## [TEXTE EXTRAIT]

——————

Index de l’égalité professionnelle : ce que lui reprochent les entreprises
Si l’outil a de nombreuses vertus, il est également critiqué car il invisibilise certains facteurs essentiels d’inégalité femmes-hommes au travail.
« Utile mais imparfait » : telle est la perception de l’index de l’égalité professionnelle par les entreprises, trois ans après sa mise en place. Destiné à réduire les inégalités de traitement entre les femmes et les hommes dans la sphère professionnelle, l’outil est parfois décrié pour son « incomplétude, son manque de précision et sa relative complexité ».
Dans la droite lignée de l’étude de la Dares, publiée fin 2021, une récente enquête du Céreq, fait état des avancées permises par cet instrument de mesure, mais aussi de ses limites identifiées par les DRH, la direction, les responsables diversité ou RSE et les représentants du personnel ou syndicaux.
Au rang des avancées, en 2022, 92% des entreprises ayant publié leur index affichent une note au-dessus de 75/100. Pour rappel, il est prévu que les organisations affichant un score en-deçà de ce seuil, trois années consécutives, écopent d’une amende pouvant aller jusqu’à 1% de leur masse salariale. Au fil des années, la note moyenne progresse, même si les avancées sont timides : elle est passée à 86 en 2022 dans les entreprises de plus de 50 salariés, contre 85 en 2021. Point positif également, l’index a grandement contribué à faire respecter la loi sur l’augmentation des femmes à leur retour de congé maternité.
S’il faut se réjouir de ces progrès, il faut également s’interroger sur les moyens de rendre l’outil encore plus efficace pour résorber les inégalités. Quels sont les principaux reproches adressés à l’index par les yeux entreprises sondées ?
Des classifications non pertinentes pour calculer les écarts de rémunération
Pour mesurer les écarts de rémunération entre les femmes et les hommes, l’index se base sur une répartition des collaborateurs de l’entreprise en 16 groupes, formés selon 4 catégories socioprofessionnelles (ouvriers, employés, techniciens et agents de maîtrise, ingénieurs et cadres) et 4 catégories d’âge (moins de 30 ans, 30 à 39 ans, 40 à 49 ans, 50 ans et plus).
Or, ces catégories regroupent parfois des métiers très différents, difficiles à comparer, sources d’une marge d’erreur qui peut masquer les inégalités réelles, comme le souligne une DRH d’une entreprise du numérique : « Au sein de la catégorie agents de maîtrise sont inclus des développeurs hommes bien payés et des métiers artistiques plutôt féminins moins bien rémunérés. »

——————

(Enregistrements sources)

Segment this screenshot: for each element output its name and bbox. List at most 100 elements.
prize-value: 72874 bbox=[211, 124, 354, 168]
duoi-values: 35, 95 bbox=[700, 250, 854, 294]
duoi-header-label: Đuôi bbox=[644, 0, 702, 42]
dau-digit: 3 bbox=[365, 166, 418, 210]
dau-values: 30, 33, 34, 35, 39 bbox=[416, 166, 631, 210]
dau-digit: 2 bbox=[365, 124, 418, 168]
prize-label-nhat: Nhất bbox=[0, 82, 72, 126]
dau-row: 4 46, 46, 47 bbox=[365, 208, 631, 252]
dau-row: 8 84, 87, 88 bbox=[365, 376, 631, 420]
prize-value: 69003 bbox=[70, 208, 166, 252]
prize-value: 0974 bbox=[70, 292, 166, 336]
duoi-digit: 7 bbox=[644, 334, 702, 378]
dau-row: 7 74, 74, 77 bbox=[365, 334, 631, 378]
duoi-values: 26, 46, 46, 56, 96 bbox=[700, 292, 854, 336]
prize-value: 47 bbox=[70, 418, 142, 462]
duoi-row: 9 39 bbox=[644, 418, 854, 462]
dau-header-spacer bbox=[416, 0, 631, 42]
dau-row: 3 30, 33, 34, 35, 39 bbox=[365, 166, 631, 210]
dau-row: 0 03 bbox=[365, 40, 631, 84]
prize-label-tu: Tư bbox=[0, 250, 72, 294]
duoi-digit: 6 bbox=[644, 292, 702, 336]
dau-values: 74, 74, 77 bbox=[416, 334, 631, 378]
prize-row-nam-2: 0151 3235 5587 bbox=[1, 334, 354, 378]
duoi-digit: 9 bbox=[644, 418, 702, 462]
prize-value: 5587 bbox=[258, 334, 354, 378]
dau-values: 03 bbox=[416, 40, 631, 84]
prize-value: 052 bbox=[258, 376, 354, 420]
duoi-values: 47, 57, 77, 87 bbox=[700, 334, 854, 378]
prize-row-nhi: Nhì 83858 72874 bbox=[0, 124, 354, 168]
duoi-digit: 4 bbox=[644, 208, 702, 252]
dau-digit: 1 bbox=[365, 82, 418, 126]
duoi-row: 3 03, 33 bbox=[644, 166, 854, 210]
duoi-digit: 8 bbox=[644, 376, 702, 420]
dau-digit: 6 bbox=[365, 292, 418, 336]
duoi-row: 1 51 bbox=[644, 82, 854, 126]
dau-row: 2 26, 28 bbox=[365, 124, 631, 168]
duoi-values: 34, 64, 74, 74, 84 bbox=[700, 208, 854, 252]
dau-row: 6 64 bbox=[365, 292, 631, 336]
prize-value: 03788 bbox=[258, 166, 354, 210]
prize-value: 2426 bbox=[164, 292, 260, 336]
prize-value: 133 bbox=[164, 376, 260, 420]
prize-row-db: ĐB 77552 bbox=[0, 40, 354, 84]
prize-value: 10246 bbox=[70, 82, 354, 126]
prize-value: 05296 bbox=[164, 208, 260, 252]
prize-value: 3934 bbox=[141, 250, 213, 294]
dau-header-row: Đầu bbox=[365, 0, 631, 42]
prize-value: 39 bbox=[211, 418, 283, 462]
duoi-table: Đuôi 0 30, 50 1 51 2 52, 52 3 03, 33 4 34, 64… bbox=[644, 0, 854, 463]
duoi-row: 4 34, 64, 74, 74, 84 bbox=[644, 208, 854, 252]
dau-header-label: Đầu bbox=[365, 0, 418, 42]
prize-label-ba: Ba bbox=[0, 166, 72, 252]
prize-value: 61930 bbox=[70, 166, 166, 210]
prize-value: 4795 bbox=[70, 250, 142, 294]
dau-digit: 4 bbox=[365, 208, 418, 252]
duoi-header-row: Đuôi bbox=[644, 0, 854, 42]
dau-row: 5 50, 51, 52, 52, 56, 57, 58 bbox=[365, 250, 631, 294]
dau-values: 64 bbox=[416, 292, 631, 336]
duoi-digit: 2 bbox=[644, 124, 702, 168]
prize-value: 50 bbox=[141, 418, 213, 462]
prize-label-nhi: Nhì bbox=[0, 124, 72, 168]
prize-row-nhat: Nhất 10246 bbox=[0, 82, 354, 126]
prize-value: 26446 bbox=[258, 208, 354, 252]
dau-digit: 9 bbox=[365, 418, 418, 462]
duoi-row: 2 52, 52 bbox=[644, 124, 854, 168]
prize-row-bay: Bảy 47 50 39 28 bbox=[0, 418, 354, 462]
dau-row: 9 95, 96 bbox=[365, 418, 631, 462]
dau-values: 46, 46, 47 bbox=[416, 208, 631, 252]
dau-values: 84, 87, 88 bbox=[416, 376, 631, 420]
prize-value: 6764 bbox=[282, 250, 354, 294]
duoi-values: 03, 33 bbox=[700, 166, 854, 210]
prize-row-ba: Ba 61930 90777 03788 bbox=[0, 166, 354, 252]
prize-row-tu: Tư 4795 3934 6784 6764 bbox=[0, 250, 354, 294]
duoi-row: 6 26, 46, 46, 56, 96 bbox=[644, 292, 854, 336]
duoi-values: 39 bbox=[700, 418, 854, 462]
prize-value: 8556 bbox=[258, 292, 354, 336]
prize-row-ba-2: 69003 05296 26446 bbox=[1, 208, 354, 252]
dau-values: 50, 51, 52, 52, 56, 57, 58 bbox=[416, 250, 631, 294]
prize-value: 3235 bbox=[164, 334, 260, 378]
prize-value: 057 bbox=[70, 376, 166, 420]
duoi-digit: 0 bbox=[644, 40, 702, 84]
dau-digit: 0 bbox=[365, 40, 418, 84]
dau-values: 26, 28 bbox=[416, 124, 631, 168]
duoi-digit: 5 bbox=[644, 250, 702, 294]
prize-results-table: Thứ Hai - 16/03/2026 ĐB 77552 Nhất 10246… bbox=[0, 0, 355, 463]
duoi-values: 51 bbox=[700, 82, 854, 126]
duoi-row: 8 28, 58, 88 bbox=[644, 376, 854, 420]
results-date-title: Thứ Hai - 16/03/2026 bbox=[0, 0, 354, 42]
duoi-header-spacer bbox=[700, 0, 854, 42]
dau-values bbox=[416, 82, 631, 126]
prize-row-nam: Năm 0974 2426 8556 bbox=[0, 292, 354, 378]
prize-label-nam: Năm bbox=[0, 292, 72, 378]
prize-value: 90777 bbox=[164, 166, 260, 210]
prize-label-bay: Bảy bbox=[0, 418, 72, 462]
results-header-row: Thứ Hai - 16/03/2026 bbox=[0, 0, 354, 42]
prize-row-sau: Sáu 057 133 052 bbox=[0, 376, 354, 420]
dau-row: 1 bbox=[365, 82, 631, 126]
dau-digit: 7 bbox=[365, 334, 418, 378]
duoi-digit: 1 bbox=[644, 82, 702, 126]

——————

## [TRAVAIL À RÉALISER]
a: D'après l'article sur l'index de l'égalité professionnelle, quelle note moyenne les entreprises de plus de 50 salariés ont-elles obtenue en 2022 ?
b: Reprenez l'article sur l'index de l'égalité professionnelle à la suite de sa dernière phrase.
Les items n'ont aucun rôle à jouer ici.

## [RÉSULTATS OBTENUS]
a: 86.

b:
Le choix de privilégier la classification par âge, plutôt que par ancienneté, pose également question, car il occulte « les inégalités dues aux retards de carrière des femmes, telles que par exemple l’inégale durée d’accès aux échelons supérieurs du fait de congés maternité, congé parental ou de temps partiel », notent les auteurs du rapport.
Les montants d’augmentation exclus du calcul
Autre limite pointée du doigt par les entreprises : seuls les pourcentages d’hommes et de femmes ayant touché une augmentation sont comparés. Le niveau de revalorisation des salaires est, de son côté, purement exclu du calcul. Dès lors, certaines voix s’élèvent pour dénoncer le fait qu’une entreprise puisse afficher une bonne note sur ce critère, même si les femmes bénéficient d’augmentations dans des proportions bien moins importantes que leurs homologues masculins.
Le témoignage de cette DRH d’une entreprise de services de taille moyenne va dans ce sens : « On a 50 % des femmes augmentées contre 61 % des hommes ; ce n’est pas un écart énorme, ce n’est pas 80/20, mais on est pénalisé. C’est pervers, car si je donne 4 centimes d’augmentation, c’est pareil que si je donne 15 %. On est en pleine revue des salaires, je sais comment faire !»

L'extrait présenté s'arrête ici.